In the records below, tally every line containing "name". Report only the total.

##### Task material #####

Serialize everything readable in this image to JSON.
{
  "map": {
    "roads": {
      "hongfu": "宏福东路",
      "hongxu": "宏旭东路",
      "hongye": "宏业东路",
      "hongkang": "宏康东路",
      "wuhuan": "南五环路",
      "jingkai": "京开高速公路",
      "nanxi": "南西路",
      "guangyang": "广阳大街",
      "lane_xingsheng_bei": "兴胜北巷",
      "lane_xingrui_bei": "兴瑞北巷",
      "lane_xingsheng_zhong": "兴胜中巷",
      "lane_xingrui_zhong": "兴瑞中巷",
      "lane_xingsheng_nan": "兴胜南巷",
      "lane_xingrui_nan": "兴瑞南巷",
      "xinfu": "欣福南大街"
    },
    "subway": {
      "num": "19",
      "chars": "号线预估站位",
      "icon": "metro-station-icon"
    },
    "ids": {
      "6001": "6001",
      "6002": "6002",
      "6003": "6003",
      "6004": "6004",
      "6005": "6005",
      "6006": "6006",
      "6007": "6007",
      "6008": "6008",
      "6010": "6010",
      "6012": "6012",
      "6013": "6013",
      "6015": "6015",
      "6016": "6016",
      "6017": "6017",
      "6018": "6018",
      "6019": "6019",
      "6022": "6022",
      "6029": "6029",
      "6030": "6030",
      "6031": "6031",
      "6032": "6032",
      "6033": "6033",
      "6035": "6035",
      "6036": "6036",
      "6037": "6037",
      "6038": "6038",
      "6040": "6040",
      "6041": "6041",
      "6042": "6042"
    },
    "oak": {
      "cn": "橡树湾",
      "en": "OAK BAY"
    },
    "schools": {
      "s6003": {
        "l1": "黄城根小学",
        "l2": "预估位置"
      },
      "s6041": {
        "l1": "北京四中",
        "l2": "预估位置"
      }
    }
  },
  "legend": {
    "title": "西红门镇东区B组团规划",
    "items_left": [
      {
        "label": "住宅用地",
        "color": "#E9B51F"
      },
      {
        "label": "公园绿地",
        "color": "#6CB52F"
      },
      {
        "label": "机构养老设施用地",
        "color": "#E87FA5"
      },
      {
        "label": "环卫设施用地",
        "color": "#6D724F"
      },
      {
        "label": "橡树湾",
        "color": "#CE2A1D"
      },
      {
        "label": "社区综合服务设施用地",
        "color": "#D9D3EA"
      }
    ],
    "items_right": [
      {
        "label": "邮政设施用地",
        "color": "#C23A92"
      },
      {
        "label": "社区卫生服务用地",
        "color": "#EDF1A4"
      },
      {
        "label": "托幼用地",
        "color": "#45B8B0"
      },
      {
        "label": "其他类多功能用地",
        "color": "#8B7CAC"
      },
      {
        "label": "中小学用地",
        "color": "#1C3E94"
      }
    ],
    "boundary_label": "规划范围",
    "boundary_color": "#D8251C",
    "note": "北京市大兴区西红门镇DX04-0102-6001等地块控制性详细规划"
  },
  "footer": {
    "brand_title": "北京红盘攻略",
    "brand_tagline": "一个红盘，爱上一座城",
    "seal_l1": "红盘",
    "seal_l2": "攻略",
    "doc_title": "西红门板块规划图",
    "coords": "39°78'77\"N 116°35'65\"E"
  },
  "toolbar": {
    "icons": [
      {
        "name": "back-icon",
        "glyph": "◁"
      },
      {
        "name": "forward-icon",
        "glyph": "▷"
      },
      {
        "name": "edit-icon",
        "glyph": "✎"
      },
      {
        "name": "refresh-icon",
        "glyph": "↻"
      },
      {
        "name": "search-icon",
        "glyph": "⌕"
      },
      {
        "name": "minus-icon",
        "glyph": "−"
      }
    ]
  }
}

#####

→ **Solution for this exercise**
6